Keep the wording of each record exactly the same when you repeat it, and leave out pictures.

* start Data to process *

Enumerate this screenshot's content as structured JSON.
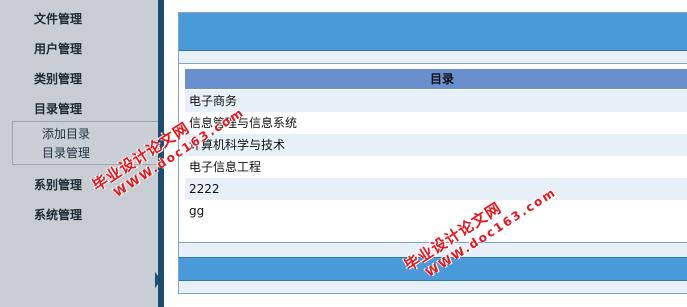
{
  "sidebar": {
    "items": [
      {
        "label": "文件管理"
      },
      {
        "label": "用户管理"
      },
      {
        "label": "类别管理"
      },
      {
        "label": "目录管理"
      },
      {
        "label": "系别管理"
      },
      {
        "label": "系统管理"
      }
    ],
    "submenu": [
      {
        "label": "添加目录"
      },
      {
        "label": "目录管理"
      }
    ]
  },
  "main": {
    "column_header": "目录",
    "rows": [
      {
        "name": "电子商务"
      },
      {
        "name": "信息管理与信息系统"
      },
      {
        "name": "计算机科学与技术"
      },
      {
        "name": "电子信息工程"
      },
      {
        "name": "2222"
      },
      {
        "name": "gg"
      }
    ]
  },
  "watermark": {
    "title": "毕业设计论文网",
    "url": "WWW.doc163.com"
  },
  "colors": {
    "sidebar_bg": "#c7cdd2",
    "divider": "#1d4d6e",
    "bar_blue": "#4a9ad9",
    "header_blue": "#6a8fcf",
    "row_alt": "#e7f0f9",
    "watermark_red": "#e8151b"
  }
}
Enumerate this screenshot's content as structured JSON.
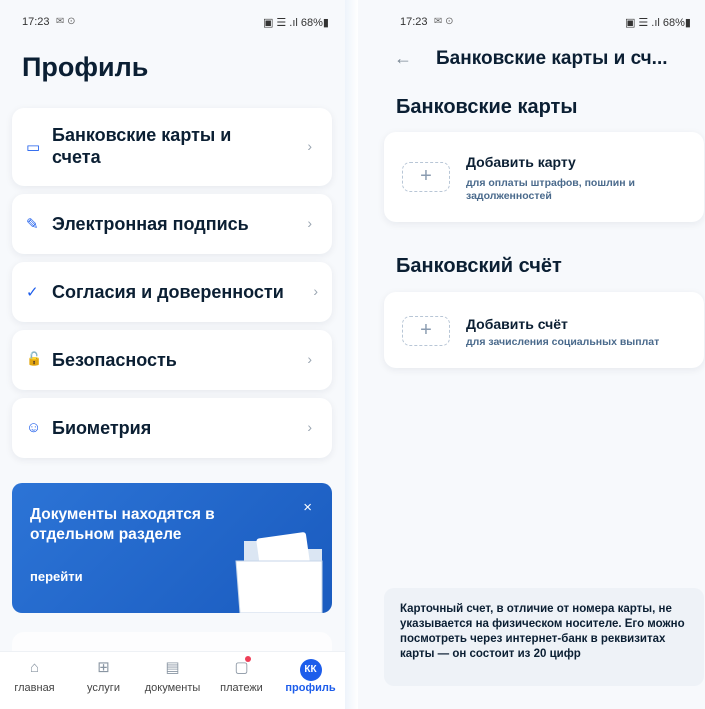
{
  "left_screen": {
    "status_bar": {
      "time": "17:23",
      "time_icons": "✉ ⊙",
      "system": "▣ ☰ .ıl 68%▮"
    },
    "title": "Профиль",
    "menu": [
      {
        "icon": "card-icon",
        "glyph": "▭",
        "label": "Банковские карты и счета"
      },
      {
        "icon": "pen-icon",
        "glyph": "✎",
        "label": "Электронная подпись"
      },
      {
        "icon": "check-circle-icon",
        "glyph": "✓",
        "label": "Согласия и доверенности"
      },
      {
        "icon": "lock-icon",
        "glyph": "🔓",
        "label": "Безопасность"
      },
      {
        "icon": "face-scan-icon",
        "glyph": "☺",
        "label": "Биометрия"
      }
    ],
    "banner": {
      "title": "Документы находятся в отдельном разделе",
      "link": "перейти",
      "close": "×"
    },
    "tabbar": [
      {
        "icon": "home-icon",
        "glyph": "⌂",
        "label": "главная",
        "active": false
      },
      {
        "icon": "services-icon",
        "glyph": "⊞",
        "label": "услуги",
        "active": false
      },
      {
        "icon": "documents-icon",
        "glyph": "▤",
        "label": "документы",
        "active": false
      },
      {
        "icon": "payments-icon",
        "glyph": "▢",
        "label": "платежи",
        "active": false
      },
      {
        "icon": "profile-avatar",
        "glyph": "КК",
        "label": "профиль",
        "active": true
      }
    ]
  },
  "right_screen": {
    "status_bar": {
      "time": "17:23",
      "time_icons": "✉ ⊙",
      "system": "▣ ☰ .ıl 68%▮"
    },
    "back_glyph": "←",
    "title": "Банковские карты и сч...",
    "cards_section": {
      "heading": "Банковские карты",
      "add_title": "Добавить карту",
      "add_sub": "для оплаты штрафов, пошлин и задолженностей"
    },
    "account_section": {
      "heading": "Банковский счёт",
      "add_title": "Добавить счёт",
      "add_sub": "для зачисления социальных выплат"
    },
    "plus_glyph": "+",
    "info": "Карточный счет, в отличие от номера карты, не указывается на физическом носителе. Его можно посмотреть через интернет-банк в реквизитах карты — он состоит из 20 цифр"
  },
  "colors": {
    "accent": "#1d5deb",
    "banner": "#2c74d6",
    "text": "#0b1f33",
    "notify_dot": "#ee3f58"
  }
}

* end Data to process *

Answer to the task:
Enumerate this screenshot's content as structured JSON.
{
  "sidebar": {
    "items": [
      {
        "label": "文件管理"
      },
      {
        "label": "用户管理"
      },
      {
        "label": "类别管理"
      },
      {
        "label": "目录管理"
      },
      {
        "label": "系别管理"
      },
      {
        "label": "系统管理"
      }
    ],
    "submenu": [
      {
        "label": "添加目录"
      },
      {
        "label": "目录管理"
      }
    ]
  },
  "main": {
    "column_header": "目录",
    "rows": [
      {
        "name": "电子商务"
      },
      {
        "name": "信息管理与信息系统"
      },
      {
        "name": "计算机科学与技术"
      },
      {
        "name": "电子信息工程"
      },
      {
        "name": "2222"
      },
      {
        "name": "gg"
      }
    ]
  },
  "watermark": {
    "title": "毕业设计论文网",
    "url": "WWW.doc163.com"
  },
  "colors": {
    "sidebar_bg": "#c7cdd2",
    "divider": "#1d4d6e",
    "bar_blue": "#4a9ad9",
    "header_blue": "#6a8fcf",
    "row_alt": "#e7f0f9",
    "watermark_red": "#e8151b"
  }
}
Enumerate this screenshot's content as structured JSON.
{
  "left_screen": {
    "status_bar": {
      "time": "17:23",
      "time_icons": "✉ ⊙",
      "system": "▣ ☰ .ıl 68%▮"
    },
    "title": "Профиль",
    "menu": [
      {
        "icon": "card-icon",
        "glyph": "▭",
        "label": "Банковские карты и счета"
      },
      {
        "icon": "pen-icon",
        "glyph": "✎",
        "label": "Электронная подпись"
      },
      {
        "icon": "check-circle-icon",
        "glyph": "✓",
        "label": "Согласия и доверенности"
      },
      {
        "icon": "lock-icon",
        "glyph": "🔓",
        "label": "Безопасность"
      },
      {
        "icon": "face-scan-icon",
        "glyph": "☺",
        "label": "Биометрия"
      }
    ],
    "banner": {
      "title": "Документы находятся в отдельном разделе",
      "link": "перейти",
      "close": "×"
    },
    "tabbar": [
      {
        "icon": "home-icon",
        "glyph": "⌂",
        "label": "главная",
        "active": false
      },
      {
        "icon": "services-icon",
        "glyph": "⊞",
        "label": "услуги",
        "active": false
      },
      {
        "icon": "documents-icon",
        "glyph": "▤",
        "label": "документы",
        "active": false
      },
      {
        "icon": "payments-icon",
        "glyph": "▢",
        "label": "платежи",
        "active": false
      },
      {
        "icon": "profile-avatar",
        "glyph": "КК",
        "label": "профиль",
        "active": true
      }
    ]
  },
  "right_screen": {
    "status_bar": {
      "time": "17:23",
      "time_icons": "✉ ⊙",
      "system": "▣ ☰ .ıl 68%▮"
    },
    "back_glyph": "←",
    "title": "Банковские карты и сч...",
    "cards_section": {
      "heading": "Банковские карты",
      "add_title": "Добавить карту",
      "add_sub": "для оплаты штрафов, пошлин и задолженностей"
    },
    "account_section": {
      "heading": "Банковский счёт",
      "add_title": "Добавить счёт",
      "add_sub": "для зачисления социальных выплат"
    },
    "plus_glyph": "+",
    "info": "Карточный счет, в отличие от номера карты, не указывается на физическом носителе. Его можно посмотреть через интернет-банк в реквизитах карты — он состоит из 20 цифр"
  },
  "colors": {
    "accent": "#1d5deb",
    "banner": "#2c74d6",
    "text": "#0b1f33",
    "notify_dot": "#ee3f58"
  }
}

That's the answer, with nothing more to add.